# Material supplied
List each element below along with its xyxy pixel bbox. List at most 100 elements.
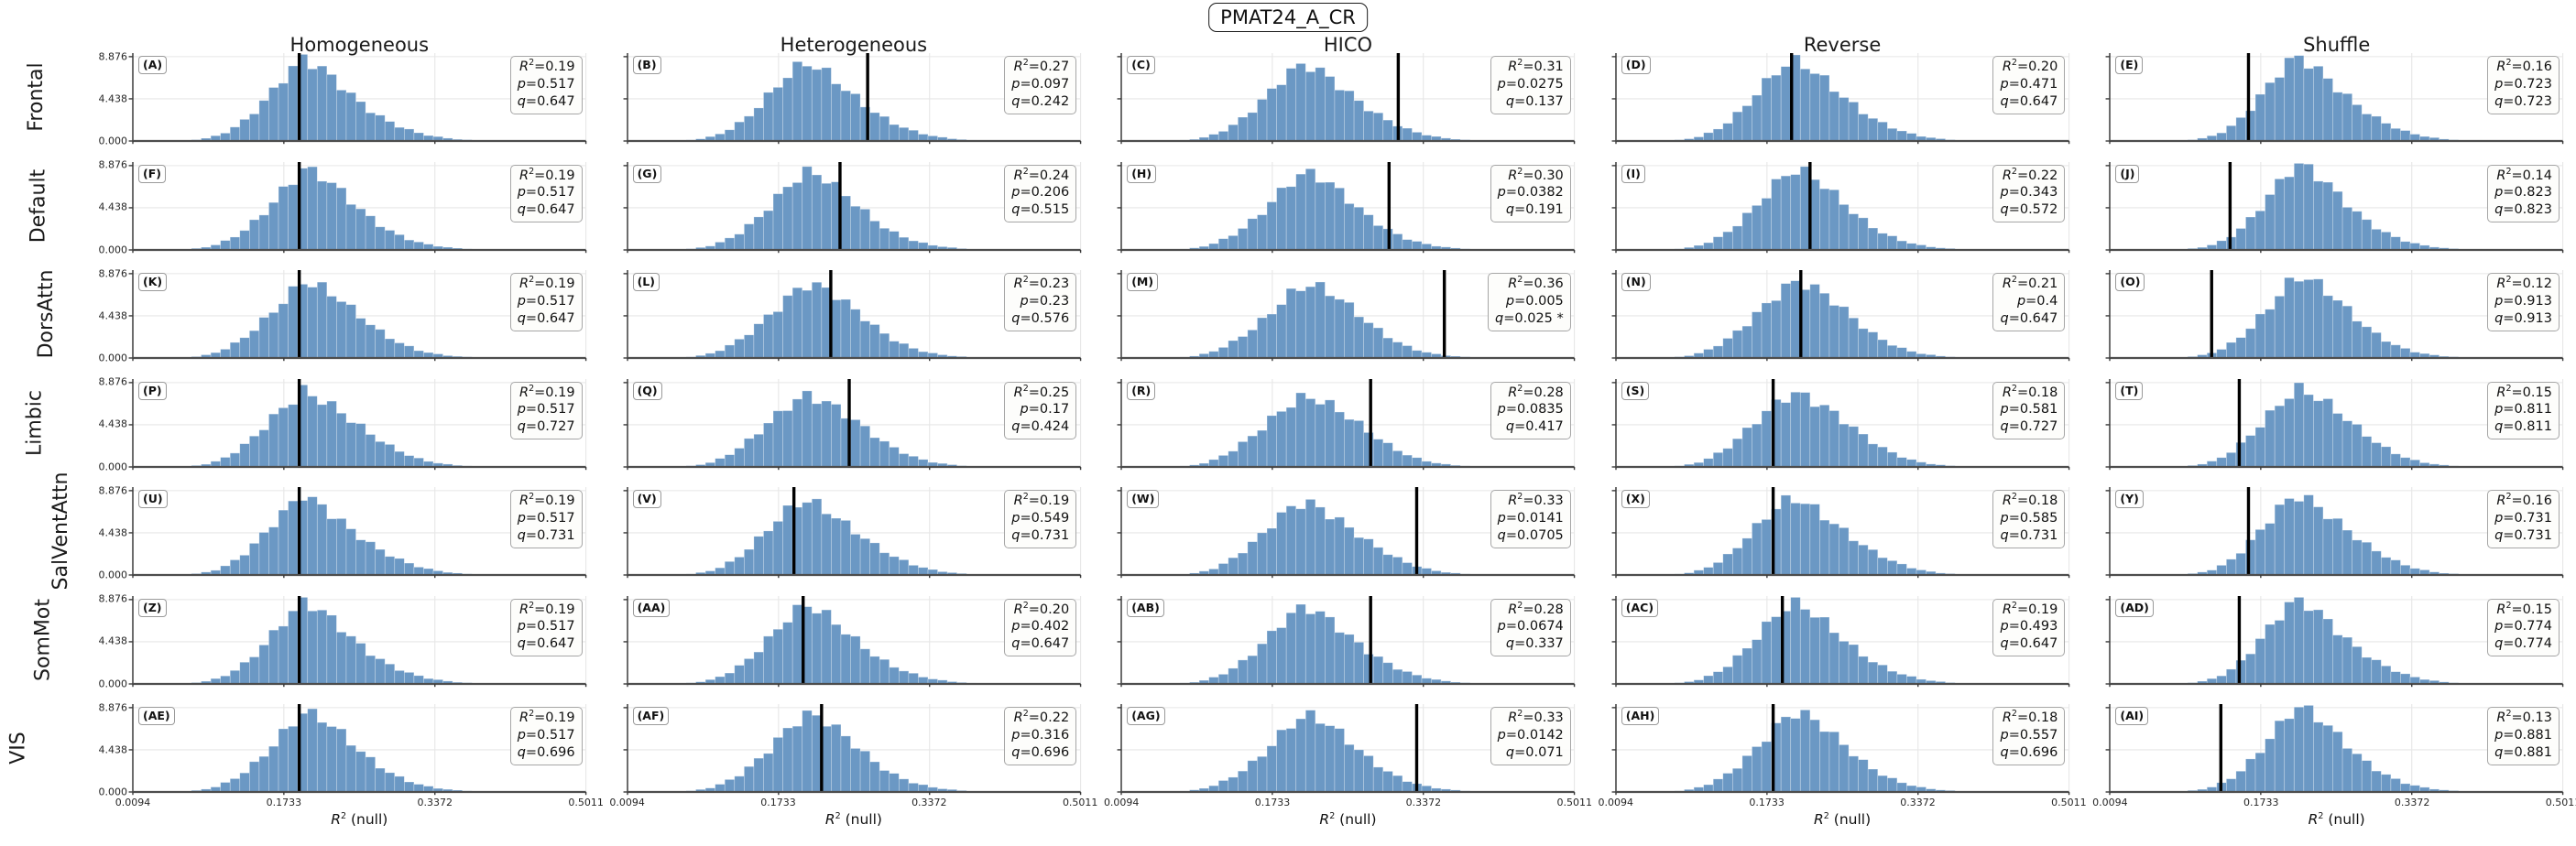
- stat-r2: R2=0.15: [2496, 383, 2552, 400]
- stat-q: q=0.727: [517, 419, 575, 435]
- stat-r2: R2=0.19: [519, 58, 575, 74]
- plot-area: (B) R2=0.27 p=0.097 q=0.242: [628, 53, 1081, 141]
- stat-q: q=0.811: [2494, 419, 2552, 435]
- stat-r2: R2=0.33: [1508, 709, 1564, 725]
- panel-letter-label: (F): [138, 164, 166, 183]
- stat-r2: R2=0.25: [1013, 383, 1070, 400]
- plot-area: (AG) R2=0.33 p=0.0142 q=0.071: [1121, 704, 1575, 792]
- stat-r2: R2=0.16: [2496, 492, 2552, 508]
- panel-letter-label: (E): [2115, 56, 2144, 75]
- histogram-svg: [2110, 379, 2563, 467]
- panel-AF: 0.0094 0.1733 0.3372 0.5011 R2 (null) (AF) R2=…: [609, 704, 1097, 828]
- stats-box: R2=0.22 p=0.316 q=0.696: [1004, 707, 1077, 765]
- histogram-svg: [1616, 487, 2069, 575]
- panel-letter-label: (R): [1127, 381, 1156, 400]
- plot-area: (D) R2=0.20 p=0.471 q=0.647: [1616, 53, 2069, 141]
- histogram-svg: [133, 596, 586, 684]
- panel-D: (D) R2=0.20 p=0.471 q=0.647: [1616, 53, 2069, 162]
- panel-letter-label: (AC): [1621, 598, 1659, 617]
- stats-box: R2=0.28 p=0.0674 q=0.337: [1490, 598, 1571, 657]
- stat-p: p=0.517: [517, 402, 575, 418]
- y-tick-label: 0.000: [98, 678, 128, 689]
- column-title-0: Homogeneous: [289, 34, 430, 56]
- panel-Q: (Q) R2=0.25 p=0.17 q=0.424: [628, 379, 1081, 488]
- row-label-cell: DorsAttn: [0, 270, 92, 379]
- stat-p: p=0.493: [2000, 619, 2058, 634]
- plot-area: (O) R2=0.12 p=0.913 q=0.913: [2110, 270, 2563, 358]
- stat-q: q=0.913: [2494, 310, 2552, 326]
- network-label: Frontal: [25, 62, 49, 132]
- stat-q: q=0.576: [1011, 310, 1070, 326]
- plot-area: (G) R2=0.24 p=0.206 q=0.515: [628, 162, 1081, 250]
- plot-area: (I) R2=0.22 p=0.343 q=0.572: [1616, 162, 2069, 250]
- network-label: SomMot: [31, 598, 55, 681]
- panel-Z: (Z) R2=0.19 p=0.517 q=0.647 0.000 4.438 8.876: [99, 593, 586, 705]
- panel-AA: (AA) R2=0.20 p=0.402 q=0.647: [628, 596, 1081, 705]
- x-tick-label: 0.5011: [1556, 797, 1593, 808]
- stat-p: p=0.005: [1505, 293, 1564, 309]
- plot-area: (L) R2=0.23 p=0.23 q=0.576: [628, 270, 1081, 358]
- plot-area: (V) R2=0.19 p=0.549 q=0.731: [628, 487, 1081, 575]
- stat-r2: R2=0.18: [2002, 383, 2058, 400]
- figure-title: PMAT24_A_CR: [1208, 3, 1368, 32]
- stats-box: R2=0.15 p=0.774 q=0.774: [2487, 598, 2560, 657]
- stat-q: q=0.647: [517, 202, 575, 218]
- x-tick-label: 0.5011: [2545, 797, 2576, 808]
- panel-C: (C) R2=0.31 p=0.0275 q=0.137: [1121, 53, 1575, 162]
- stat-r2: R2=0.28: [1508, 600, 1564, 617]
- stat-q: q=0.727: [2000, 419, 2058, 435]
- panel-AG: 0.0094 0.1733 0.3372 0.5011 R2 (null) (AG) R2=…: [1104, 704, 1592, 828]
- y-tick-label: 4.438: [98, 418, 128, 430]
- x-tick-label: 0.1733: [1254, 797, 1291, 808]
- y-tick-label: 4.438: [98, 92, 128, 105]
- panel-Y: (Y) R2=0.16 p=0.731 q=0.731: [2110, 487, 2563, 596]
- panel-row-5: SomMot (Z) R2=0.19 p=0.517 q=0.647 0.000 4.438…: [0, 593, 2563, 705]
- panel-letter-label: (X): [1621, 490, 1650, 509]
- panel-letter-label: (AH): [1621, 707, 1660, 726]
- stat-r2: R2=0.22: [2002, 166, 2058, 183]
- plot-area: (AA) R2=0.20 p=0.402 q=0.647: [628, 596, 1081, 684]
- stat-q: q=0.572: [2000, 202, 2058, 218]
- histogram-svg: [1121, 379, 1575, 467]
- stats-box: R2=0.28 p=0.0835 q=0.417: [1490, 381, 1571, 440]
- stat-r2: R2=0.19: [519, 492, 575, 508]
- stat-p: p=0.343: [2000, 185, 2058, 201]
- stat-r2: R2=0.18: [2002, 709, 2058, 725]
- histogram-svg: [1616, 270, 2069, 358]
- panel-K: (K) R2=0.19 p=0.517 q=0.647 0.000 4.438 8.876: [99, 267, 586, 379]
- network-label: Default: [27, 168, 50, 243]
- plot-area: (J) R2=0.14 p=0.823 q=0.823: [2110, 162, 2563, 250]
- histogram-svg: [628, 53, 1081, 141]
- histogram-svg: [133, 162, 586, 250]
- x-tick-label: 0.0094: [1103, 797, 1140, 808]
- stat-q: q=0.647: [2000, 310, 2058, 326]
- histogram-svg: [628, 487, 1081, 575]
- panel-letter-label: (S): [1621, 381, 1650, 400]
- y-tick-label: 4.438: [98, 309, 128, 322]
- stats-box: R2=0.19 p=0.517 q=0.647: [509, 273, 583, 331]
- stat-q: q=0.071: [1505, 744, 1564, 760]
- stat-p: p=0.774: [2494, 619, 2552, 634]
- stat-q: q=0.696: [2000, 744, 2058, 760]
- x-tick-label: 0.5011: [1062, 797, 1098, 808]
- panel-letter-label: (N): [1621, 273, 1651, 292]
- x-tick-label: 0.0094: [1598, 797, 1634, 808]
- x-tick-label: 0.1733: [2243, 797, 2279, 808]
- panel-V: (V) R2=0.19 p=0.549 q=0.731: [628, 487, 1081, 596]
- stats-box: R2=0.19 p=0.517 q=0.731: [509, 490, 583, 548]
- panel-letter-label: (L): [632, 273, 660, 292]
- stats-box: R2=0.16 p=0.723 q=0.723: [2487, 56, 2560, 114]
- panel-B: (B) R2=0.27 p=0.097 q=0.242: [628, 53, 1081, 162]
- panel-letter-label: (AF): [632, 707, 670, 726]
- plot-area: (F) R2=0.19 p=0.517 q=0.647 0.000 4.438 8.876: [99, 159, 586, 255]
- plot-area: (S) R2=0.18 p=0.581 q=0.727: [1616, 379, 2069, 467]
- stat-q: q=0.242: [1011, 93, 1070, 109]
- column-title-1: Heterogeneous: [780, 34, 928, 56]
- stat-q: q=0.137: [1505, 93, 1564, 109]
- stats-box: R2=0.25 p=0.17 q=0.424: [1004, 381, 1077, 440]
- histogram-svg: [2110, 53, 2563, 141]
- stat-p: p=0.581: [2000, 402, 2058, 418]
- stats-box: R2=0.15 p=0.811 q=0.811: [2487, 381, 2560, 440]
- stats-box: R2=0.36 p=0.005 q=0.025 *: [1488, 273, 1571, 331]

# Aim of the task
Give the records between the line holding "- stat-r2: R2=0.15: [2496, 383, 2552, 400]" and the line holding "- stat-p: p=0.493: [2000, 619, 2058, 634]", inclusive, as a numbered list with blank lines left out.

# Result of this task
1. - stat-r2: R2=0.15: [2496, 383, 2552, 400]
2. - stat-q: q=0.727: [517, 419, 575, 435]
3. - stat-r2: R2=0.19: [519, 58, 575, 74]
4. - plot-area: (B) R2=0.27 p=0.097 q=0.242: [628, 53, 1081, 141]
5. - stat-q: q=0.811: [2494, 419, 2552, 435]
6. - stat-r2: R2=0.33: [1508, 709, 1564, 725]
7. - panel-letter-label: (F): [138, 164, 166, 183]
8. - stat-r2: R2=0.25: [1013, 383, 1070, 400]
9. - plot-area: (AG) R2=0.33 p=0.0142 q=0.071: [1121, 704, 1575, 792]
10. - stat-r2: R2=0.16: [2496, 492, 2552, 508]
11. - panel-letter-label: (E): [2115, 56, 2144, 75]
12. - histogram-svg: [2110, 379, 2563, 467]
13. - panel-AF: 0.0094 0.1733 0.3372 0.5011 R2 (null) (AF) R2=…: [609, 704, 1097, 828]
14. - stats-box: R2=0.22 p=0.316 q=0.696: [1004, 707, 1077, 765]
15. - histogram-svg: [1616, 487, 2069, 575]
16. - panel-letter-label: (R): [1127, 381, 1156, 400]
17. - plot-area: (D) R2=0.20 p=0.471 q=0.647: [1616, 53, 2069, 141]
18. - histogram-svg: [133, 596, 586, 684]
19. - panel-D: (D) R2=0.20 p=0.471 q=0.647: [1616, 53, 2069, 162]
20. - panel-letter-label: (AC): [1621, 598, 1659, 617]
21. - stats-box: R2=0.28 p=0.0674 q=0.337: [1490, 598, 1571, 657]
22. - stat-p: p=0.517: [517, 402, 575, 418]
23. - y-tick-label: 0.000: [98, 678, 128, 689]
24. - column-title-0: Homogeneous: [289, 34, 430, 56]
25. - panel-Q: (Q) R2=0.25 p=0.17 q=0.424: [628, 379, 1081, 488]
26. - row-label-cell: DorsAttn: [0, 270, 92, 379]
27. - stat-p: p=0.493: [2000, 619, 2058, 634]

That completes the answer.